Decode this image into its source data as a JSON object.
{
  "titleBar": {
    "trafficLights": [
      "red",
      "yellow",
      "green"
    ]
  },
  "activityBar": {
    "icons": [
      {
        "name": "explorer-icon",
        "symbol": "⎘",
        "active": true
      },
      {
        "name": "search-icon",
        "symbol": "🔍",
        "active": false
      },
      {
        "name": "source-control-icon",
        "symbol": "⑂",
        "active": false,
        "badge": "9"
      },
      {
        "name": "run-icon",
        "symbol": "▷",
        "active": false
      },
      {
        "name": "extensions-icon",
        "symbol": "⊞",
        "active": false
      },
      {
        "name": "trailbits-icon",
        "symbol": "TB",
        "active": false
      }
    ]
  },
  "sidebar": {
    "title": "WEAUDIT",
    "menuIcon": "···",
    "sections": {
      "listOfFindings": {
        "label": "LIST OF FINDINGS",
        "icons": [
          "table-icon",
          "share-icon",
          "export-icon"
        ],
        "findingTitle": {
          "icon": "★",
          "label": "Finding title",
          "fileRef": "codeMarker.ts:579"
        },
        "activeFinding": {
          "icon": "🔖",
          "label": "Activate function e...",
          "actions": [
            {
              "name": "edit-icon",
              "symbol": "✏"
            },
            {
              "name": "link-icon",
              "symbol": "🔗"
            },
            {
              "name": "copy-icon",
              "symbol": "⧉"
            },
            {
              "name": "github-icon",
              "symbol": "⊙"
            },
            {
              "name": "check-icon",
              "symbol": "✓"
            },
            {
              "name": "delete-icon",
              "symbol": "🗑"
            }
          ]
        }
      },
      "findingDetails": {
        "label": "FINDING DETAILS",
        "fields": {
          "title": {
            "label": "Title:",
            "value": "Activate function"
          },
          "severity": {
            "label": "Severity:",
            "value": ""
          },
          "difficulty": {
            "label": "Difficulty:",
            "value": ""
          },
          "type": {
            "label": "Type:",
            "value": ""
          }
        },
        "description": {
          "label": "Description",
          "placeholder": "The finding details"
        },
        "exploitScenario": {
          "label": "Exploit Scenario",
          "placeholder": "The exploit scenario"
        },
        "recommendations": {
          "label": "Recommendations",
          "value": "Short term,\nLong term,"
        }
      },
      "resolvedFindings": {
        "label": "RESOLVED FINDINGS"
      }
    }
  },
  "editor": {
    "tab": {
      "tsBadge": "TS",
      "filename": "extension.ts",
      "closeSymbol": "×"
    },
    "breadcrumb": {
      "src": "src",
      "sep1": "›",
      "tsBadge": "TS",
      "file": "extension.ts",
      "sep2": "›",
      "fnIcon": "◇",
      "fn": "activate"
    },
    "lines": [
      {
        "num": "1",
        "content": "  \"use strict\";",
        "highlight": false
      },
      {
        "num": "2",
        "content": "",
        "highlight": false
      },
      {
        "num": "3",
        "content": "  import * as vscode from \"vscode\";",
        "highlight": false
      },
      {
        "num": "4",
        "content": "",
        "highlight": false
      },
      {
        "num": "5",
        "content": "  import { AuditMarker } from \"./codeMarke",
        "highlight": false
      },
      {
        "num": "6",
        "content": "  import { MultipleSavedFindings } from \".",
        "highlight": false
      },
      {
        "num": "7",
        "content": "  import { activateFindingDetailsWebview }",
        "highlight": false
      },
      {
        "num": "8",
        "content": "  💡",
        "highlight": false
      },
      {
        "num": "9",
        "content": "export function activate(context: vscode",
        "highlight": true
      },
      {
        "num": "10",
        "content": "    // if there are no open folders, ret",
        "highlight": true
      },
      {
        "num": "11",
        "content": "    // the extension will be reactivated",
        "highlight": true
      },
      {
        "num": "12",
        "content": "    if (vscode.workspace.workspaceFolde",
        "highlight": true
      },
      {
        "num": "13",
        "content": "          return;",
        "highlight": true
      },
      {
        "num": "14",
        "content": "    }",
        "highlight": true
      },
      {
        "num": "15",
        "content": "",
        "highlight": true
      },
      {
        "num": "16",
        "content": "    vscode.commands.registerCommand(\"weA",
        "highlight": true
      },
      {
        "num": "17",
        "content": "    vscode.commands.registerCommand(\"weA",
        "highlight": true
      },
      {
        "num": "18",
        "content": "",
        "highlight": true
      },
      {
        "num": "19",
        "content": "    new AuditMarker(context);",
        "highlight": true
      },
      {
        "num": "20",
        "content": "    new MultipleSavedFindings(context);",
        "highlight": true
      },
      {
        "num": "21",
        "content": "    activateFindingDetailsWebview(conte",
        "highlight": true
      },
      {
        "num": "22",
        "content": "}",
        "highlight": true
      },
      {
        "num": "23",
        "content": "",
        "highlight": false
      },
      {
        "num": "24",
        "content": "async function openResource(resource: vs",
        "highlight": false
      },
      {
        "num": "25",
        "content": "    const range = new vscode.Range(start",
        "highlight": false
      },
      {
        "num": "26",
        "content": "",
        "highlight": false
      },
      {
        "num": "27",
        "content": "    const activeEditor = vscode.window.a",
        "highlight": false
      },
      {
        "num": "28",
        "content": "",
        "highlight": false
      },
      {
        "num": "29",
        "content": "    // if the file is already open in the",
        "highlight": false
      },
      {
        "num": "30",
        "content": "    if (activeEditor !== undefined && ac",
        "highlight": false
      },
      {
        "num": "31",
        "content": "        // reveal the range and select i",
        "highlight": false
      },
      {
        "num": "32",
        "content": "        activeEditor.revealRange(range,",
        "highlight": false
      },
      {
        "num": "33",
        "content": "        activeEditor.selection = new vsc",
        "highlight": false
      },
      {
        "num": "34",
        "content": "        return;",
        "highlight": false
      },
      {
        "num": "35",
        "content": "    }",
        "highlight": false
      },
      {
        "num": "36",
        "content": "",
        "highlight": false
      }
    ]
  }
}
+---+
**Exercise aim:** Quote every line of the data, word for word.

**Result below:**
Decode this image into its source data as a JSON object.
{
  "titleBar": {
    "trafficLights": [
      "red",
      "yellow",
      "green"
    ]
  },
  "activityBar": {
    "icons": [
      {
        "name": "explorer-icon",
        "symbol": "⎘",
        "active": true
      },
      {
        "name": "search-icon",
        "symbol": "🔍",
        "active": false
      },
      {
        "name": "source-control-icon",
        "symbol": "⑂",
        "active": false,
        "badge": "9"
      },
      {
        "name": "run-icon",
        "symbol": "▷",
        "active": false
      },
      {
        "name": "extensions-icon",
        "symbol": "⊞",
        "active": false
      },
      {
        "name": "trailbits-icon",
        "symbol": "TB",
        "active": false
      }
    ]
  },
  "sidebar": {
    "title": "WEAUDIT",
    "menuIcon": "···",
    "sections": {
      "listOfFindings": {
        "label": "LIST OF FINDINGS",
        "icons": [
          "table-icon",
          "share-icon",
          "export-icon"
        ],
        "findingTitle": {
          "icon": "★",
          "label": "Finding title",
          "fileRef": "codeMarker.ts:579"
        },
        "activeFinding": {
          "icon": "🔖",
          "label": "Activate function e...",
          "actions": [
            {
              "name": "edit-icon",
              "symbol": "✏"
            },
            {
              "name": "link-icon",
              "symbol": "🔗"
            },
            {
              "name": "copy-icon",
              "symbol": "⧉"
            },
            {
              "name": "github-icon",
              "symbol": "⊙"
            },
            {
              "name": "check-icon",
              "symbol": "✓"
            },
            {
              "name": "delete-icon",
              "symbol": "🗑"
            }
          ]
        }
      },
      "findingDetails": {
        "label": "FINDING DETAILS",
        "fields": {
          "title": {
            "label": "Title:",
            "value": "Activate function"
          },
          "severity": {
            "label": "Severity:",
            "value": ""
          },
          "difficulty": {
            "label": "Difficulty:",
            "value": ""
          },
          "type": {
            "label": "Type:",
            "value": ""
          }
        },
        "description": {
          "label": "Description",
          "placeholder": "The finding details"
        },
        "exploitScenario": {
          "label": "Exploit Scenario",
          "placeholder": "The exploit scenario"
        },
        "recommendations": {
          "label": "Recommendations",
          "value": "Short term,\nLong term,"
        }
      },
      "resolvedFindings": {
        "label": "RESOLVED FINDINGS"
      }
    }
  },
  "editor": {
    "tab": {
      "tsBadge": "TS",
      "filename": "extension.ts",
      "closeSymbol": "×"
    },
    "breadcrumb": {
      "src": "src",
      "sep1": "›",
      "tsBadge": "TS",
      "file": "extension.ts",
      "sep2": "›",
      "fnIcon": "◇",
      "fn": "activate"
    },
    "lines": [
      {
        "num": "1",
        "content": "  \"use strict\";",
        "highlight": false
      },
      {
        "num": "2",
        "content": "",
        "highlight": false
      },
      {
        "num": "3",
        "content": "  import * as vscode from \"vscode\";",
        "highlight": false
      },
      {
        "num": "4",
        "content": "",
        "highlight": false
      },
      {
        "num": "5",
        "content": "  import { AuditMarker } from \"./codeMarke",
        "highlight": false
      },
      {
        "num": "6",
        "content": "  import { MultipleSavedFindings } from \".",
        "highlight": false
      },
      {
        "num": "7",
        "content": "  import { activateFindingDetailsWebview }",
        "highlight": false
      },
      {
        "num": "8",
        "content": "  💡",
        "highlight": false
      },
      {
        "num": "9",
        "content": "export function activate(context: vscode",
        "highlight": true
      },
      {
        "num": "10",
        "content": "    // if there are no open folders, ret",
        "highlight": true
      },
      {
        "num": "11",
        "content": "    // the extension will be reactivated",
        "highlight": true
      },
      {
        "num": "12",
        "content": "    if (vscode.workspace.workspaceFolde",
        "highlight": true
      },
      {
        "num": "13",
        "content": "          return;",
        "highlight": true
      },
      {
        "num": "14",
        "content": "    }",
        "highlight": true
      },
      {
        "num": "15",
        "content": "",
        "highlight": true
      },
      {
        "num": "16",
        "content": "    vscode.commands.registerCommand(\"weA",
        "highlight": true
      },
      {
        "num": "17",
        "content": "    vscode.commands.registerCommand(\"weA",
        "highlight": true
      },
      {
        "num": "18",
        "content": "",
        "highlight": true
      },
      {
        "num": "19",
        "content": "    new AuditMarker(context);",
        "highlight": true
      },
      {
        "num": "20",
        "content": "    new MultipleSavedFindings(context);",
        "highlight": true
      },
      {
        "num": "21",
        "content": "    activateFindingDetailsWebview(conte",
        "highlight": true
      },
      {
        "num": "22",
        "content": "}",
        "highlight": true
      },
      {
        "num": "23",
        "content": "",
        "highlight": false
      },
      {
        "num": "24",
        "content": "async function openResource(resource: vs",
        "highlight": false
      },
      {
        "num": "25",
        "content": "    const range = new vscode.Range(start",
        "highlight": false
      },
      {
        "num": "26",
        "content": "",
        "highlight": false
      },
      {
        "num": "27",
        "content": "    const activeEditor = vscode.window.a",
        "highlight": false
      },
      {
        "num": "28",
        "content": "",
        "highlight": false
      },
      {
        "num": "29",
        "content": "    // if the file is already open in the",
        "highlight": false
      },
      {
        "num": "30",
        "content": "    if (activeEditor !== undefined && ac",
        "highlight": false
      },
      {
        "num": "31",
        "content": "        // reveal the range and select i",
        "highlight": false
      },
      {
        "num": "32",
        "content": "        activeEditor.revealRange(range,",
        "highlight": false
      },
      {
        "num": "33",
        "content": "        activeEditor.selection = new vsc",
        "highlight": false
      },
      {
        "num": "34",
        "content": "        return;",
        "highlight": false
      },
      {
        "num": "35",
        "content": "    }",
        "highlight": false
      },
      {
        "num": "36",
        "content": "",
        "highlight": false
      }
    ]
  }
}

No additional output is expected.